### Exercise objective
Write out all of the lines below, exactly and completely.

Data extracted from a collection

--------

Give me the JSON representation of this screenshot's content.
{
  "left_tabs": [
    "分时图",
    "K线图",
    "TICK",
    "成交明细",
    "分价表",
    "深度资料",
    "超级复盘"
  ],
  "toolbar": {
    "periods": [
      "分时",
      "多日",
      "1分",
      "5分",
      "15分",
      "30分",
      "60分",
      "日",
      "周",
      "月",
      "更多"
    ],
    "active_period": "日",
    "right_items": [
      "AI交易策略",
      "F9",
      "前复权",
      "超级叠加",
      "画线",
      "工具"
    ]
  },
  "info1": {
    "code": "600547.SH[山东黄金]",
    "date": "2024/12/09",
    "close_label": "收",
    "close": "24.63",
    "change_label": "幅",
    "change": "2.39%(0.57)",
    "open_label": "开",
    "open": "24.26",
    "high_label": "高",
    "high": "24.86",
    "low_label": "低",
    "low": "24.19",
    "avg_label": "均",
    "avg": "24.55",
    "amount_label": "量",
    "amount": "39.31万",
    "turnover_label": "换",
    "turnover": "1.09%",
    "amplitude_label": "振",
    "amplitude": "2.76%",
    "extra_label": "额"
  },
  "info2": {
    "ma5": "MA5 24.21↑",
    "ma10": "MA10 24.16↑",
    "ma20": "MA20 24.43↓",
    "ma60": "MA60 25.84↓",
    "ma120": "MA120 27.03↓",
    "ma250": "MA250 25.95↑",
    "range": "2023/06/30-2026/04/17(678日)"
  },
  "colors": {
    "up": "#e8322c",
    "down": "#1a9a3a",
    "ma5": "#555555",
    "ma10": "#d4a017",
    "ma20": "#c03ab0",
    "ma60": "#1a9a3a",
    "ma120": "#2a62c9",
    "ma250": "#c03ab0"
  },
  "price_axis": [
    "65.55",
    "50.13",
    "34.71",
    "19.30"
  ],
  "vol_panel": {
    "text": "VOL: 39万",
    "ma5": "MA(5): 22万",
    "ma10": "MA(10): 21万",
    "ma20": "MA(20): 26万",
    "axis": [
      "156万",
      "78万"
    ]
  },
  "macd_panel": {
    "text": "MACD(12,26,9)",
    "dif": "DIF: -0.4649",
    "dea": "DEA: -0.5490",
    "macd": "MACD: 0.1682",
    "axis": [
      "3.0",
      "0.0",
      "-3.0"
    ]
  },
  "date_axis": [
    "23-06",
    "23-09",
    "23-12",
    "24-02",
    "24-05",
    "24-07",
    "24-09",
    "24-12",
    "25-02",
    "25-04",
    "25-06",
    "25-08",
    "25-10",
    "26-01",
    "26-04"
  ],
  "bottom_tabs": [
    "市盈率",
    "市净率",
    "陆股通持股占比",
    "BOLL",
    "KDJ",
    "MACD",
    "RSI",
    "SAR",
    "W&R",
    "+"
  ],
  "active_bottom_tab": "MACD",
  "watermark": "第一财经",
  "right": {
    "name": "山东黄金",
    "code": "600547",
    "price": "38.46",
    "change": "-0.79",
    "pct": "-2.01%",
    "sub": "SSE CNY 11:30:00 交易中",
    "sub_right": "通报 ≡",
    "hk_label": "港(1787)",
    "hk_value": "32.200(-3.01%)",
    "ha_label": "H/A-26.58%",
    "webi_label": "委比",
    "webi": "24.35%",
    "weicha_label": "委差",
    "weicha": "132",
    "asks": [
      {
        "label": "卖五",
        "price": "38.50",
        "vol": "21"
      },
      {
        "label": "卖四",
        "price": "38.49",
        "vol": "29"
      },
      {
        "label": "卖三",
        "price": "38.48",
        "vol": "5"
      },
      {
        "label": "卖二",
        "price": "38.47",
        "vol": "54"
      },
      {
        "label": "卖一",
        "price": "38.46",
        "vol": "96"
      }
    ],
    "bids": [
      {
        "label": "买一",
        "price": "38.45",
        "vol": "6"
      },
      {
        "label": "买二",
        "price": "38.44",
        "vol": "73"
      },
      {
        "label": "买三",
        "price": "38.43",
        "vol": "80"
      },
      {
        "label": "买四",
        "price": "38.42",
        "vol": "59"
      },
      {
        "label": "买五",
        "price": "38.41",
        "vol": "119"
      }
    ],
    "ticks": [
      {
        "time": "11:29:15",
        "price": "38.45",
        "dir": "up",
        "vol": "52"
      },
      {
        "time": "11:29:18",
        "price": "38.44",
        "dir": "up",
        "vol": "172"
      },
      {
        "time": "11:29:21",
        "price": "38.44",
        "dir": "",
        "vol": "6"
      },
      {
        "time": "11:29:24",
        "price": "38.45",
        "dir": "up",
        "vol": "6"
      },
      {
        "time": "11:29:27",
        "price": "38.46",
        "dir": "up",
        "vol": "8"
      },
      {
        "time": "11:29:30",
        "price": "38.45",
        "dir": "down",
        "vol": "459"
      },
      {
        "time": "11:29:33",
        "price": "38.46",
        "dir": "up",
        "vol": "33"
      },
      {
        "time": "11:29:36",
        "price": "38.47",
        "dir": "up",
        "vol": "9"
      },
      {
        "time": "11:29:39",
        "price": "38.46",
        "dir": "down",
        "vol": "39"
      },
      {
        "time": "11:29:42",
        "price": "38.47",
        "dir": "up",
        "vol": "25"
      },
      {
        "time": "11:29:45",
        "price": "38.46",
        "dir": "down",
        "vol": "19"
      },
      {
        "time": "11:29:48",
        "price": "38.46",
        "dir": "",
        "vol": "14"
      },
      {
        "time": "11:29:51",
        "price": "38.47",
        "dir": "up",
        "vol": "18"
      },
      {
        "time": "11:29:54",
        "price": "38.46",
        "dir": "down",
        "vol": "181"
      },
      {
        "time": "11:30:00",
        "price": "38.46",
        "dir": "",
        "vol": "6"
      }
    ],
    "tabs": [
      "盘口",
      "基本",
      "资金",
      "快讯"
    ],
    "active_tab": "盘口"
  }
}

--------

### Correct response
Give me the JSON representation of this screenshot's content.
{
  "left_tabs": [
    "分时图",
    "K线图",
    "TICK",
    "成交明细",
    "分价表",
    "深度资料",
    "超级复盘"
  ],
  "toolbar": {
    "periods": [
      "分时",
      "多日",
      "1分",
      "5分",
      "15分",
      "30分",
      "60分",
      "日",
      "周",
      "月",
      "更多"
    ],
    "active_period": "日",
    "right_items": [
      "AI交易策略",
      "F9",
      "前复权",
      "超级叠加",
      "画线",
      "工具"
    ]
  },
  "info1": {
    "code": "600547.SH[山东黄金]",
    "date": "2024/12/09",
    "close_label": "收",
    "close": "24.63",
    "change_label": "幅",
    "change": "2.39%(0.57)",
    "open_label": "开",
    "open": "24.26",
    "high_label": "高",
    "high": "24.86",
    "low_label": "低",
    "low": "24.19",
    "avg_label": "均",
    "avg": "24.55",
    "amount_label": "量",
    "amount": "39.31万",
    "turnover_label": "换",
    "turnover": "1.09%",
    "amplitude_label": "振",
    "amplitude": "2.76%",
    "extra_label": "额"
  },
  "info2": {
    "ma5": "MA5 24.21↑",
    "ma10": "MA10 24.16↑",
    "ma20": "MA20 24.43↓",
    "ma60": "MA60 25.84↓",
    "ma120": "MA120 27.03↓",
    "ma250": "MA250 25.95↑",
    "range": "2023/06/30-2026/04/17(678日)"
  },
  "colors": {
    "up": "#e8322c",
    "down": "#1a9a3a",
    "ma5": "#555555",
    "ma10": "#d4a017",
    "ma20": "#c03ab0",
    "ma60": "#1a9a3a",
    "ma120": "#2a62c9",
    "ma250": "#c03ab0"
  },
  "price_axis": [
    "65.55",
    "50.13",
    "34.71",
    "19.30"
  ],
  "vol_panel": {
    "text": "VOL: 39万",
    "ma5": "MA(5): 22万",
    "ma10": "MA(10): 21万",
    "ma20": "MA(20): 26万",
    "axis": [
      "156万",
      "78万"
    ]
  },
  "macd_panel": {
    "text": "MACD(12,26,9)",
    "dif": "DIF: -0.4649",
    "dea": "DEA: -0.5490",
    "macd": "MACD: 0.1682",
    "axis": [
      "3.0",
      "0.0",
      "-3.0"
    ]
  },
  "date_axis": [
    "23-06",
    "23-09",
    "23-12",
    "24-02",
    "24-05",
    "24-07",
    "24-09",
    "24-12",
    "25-02",
    "25-04",
    "25-06",
    "25-08",
    "25-10",
    "26-01",
    "26-04"
  ],
  "bottom_tabs": [
    "市盈率",
    "市净率",
    "陆股通持股占比",
    "BOLL",
    "KDJ",
    "MACD",
    "RSI",
    "SAR",
    "W&R",
    "+"
  ],
  "active_bottom_tab": "MACD",
  "watermark": "第一财经",
  "right": {
    "name": "山东黄金",
    "code": "600547",
    "price": "38.46",
    "change": "-0.79",
    "pct": "-2.01%",
    "sub": "SSE CNY 11:30:00 交易中",
    "sub_right": "通报 ≡",
    "hk_label": "港(1787)",
    "hk_value": "32.200(-3.01%)",
    "ha_label": "H/A-26.58%",
    "webi_label": "委比",
    "webi": "24.35%",
    "weicha_label": "委差",
    "weicha": "132",
    "asks": [
      {
        "label": "卖五",
        "price": "38.50",
        "vol": "21"
      },
      {
        "label": "卖四",
        "price": "38.49",
        "vol": "29"
      },
      {
        "label": "卖三",
        "price": "38.48",
        "vol": "5"
      },
      {
        "label": "卖二",
        "price": "38.47",
        "vol": "54"
      },
      {
        "label": "卖一",
        "price": "38.46",
        "vol": "96"
      }
    ],
    "bids": [
      {
        "label": "买一",
        "price": "38.45",
        "vol": "6"
      },
      {
        "label": "买二",
        "price": "38.44",
        "vol": "73"
      },
      {
        "label": "买三",
        "price": "38.43",
        "vol": "80"
      },
      {
        "label": "买四",
        "price": "38.42",
        "vol": "59"
      },
      {
        "label": "买五",
        "price": "38.41",
        "vol": "119"
      }
    ],
    "ticks": [
      {
        "time": "11:29:15",
        "price": "38.45",
        "dir": "up",
        "vol": "52"
      },
      {
        "time": "11:29:18",
        "price": "38.44",
        "dir": "up",
        "vol": "172"
      },
      {
        "time": "11:29:21",
        "price": "38.44",
        "dir": "",
        "vol": "6"
      },
      {
        "time": "11:29:24",
        "price": "38.45",
        "dir": "up",
        "vol": "6"
      },
      {
        "time": "11:29:27",
        "price": "38.46",
        "dir": "up",
        "vol": "8"
      },
      {
        "time": "11:29:30",
        "price": "38.45",
        "dir": "down",
        "vol": "459"
      },
      {
        "time": "11:29:33",
        "price": "38.46",
        "dir": "up",
        "vol": "33"
      },
      {
        "time": "11:29:36",
        "price": "38.47",
        "dir": "up",
        "vol": "9"
      },
      {
        "time": "11:29:39",
        "price": "38.46",
        "dir": "down",
        "vol": "39"
      },
      {
        "time": "11:29:42",
        "price": "38.47",
        "dir": "up",
        "vol": "25"
      },
      {
        "time": "11:29:45",
        "price": "38.46",
        "dir": "down",
        "vol": "19"
      },
      {
        "time": "11:29:48",
        "price": "38.46",
        "dir": "",
        "vol": "14"
      },
      {
        "time": "11:29:51",
        "price": "38.47",
        "dir": "up",
        "vol": "18"
      },
      {
        "time": "11:29:54",
        "price": "38.46",
        "dir": "down",
        "vol": "181"
      },
      {
        "time": "11:30:00",
        "price": "38.46",
        "dir": "",
        "vol": "6"
      }
    ],
    "tabs": [
      "盘口",
      "基本",
      "资金",
      "快讯"
    ],
    "active_tab": "盘口"
  }
}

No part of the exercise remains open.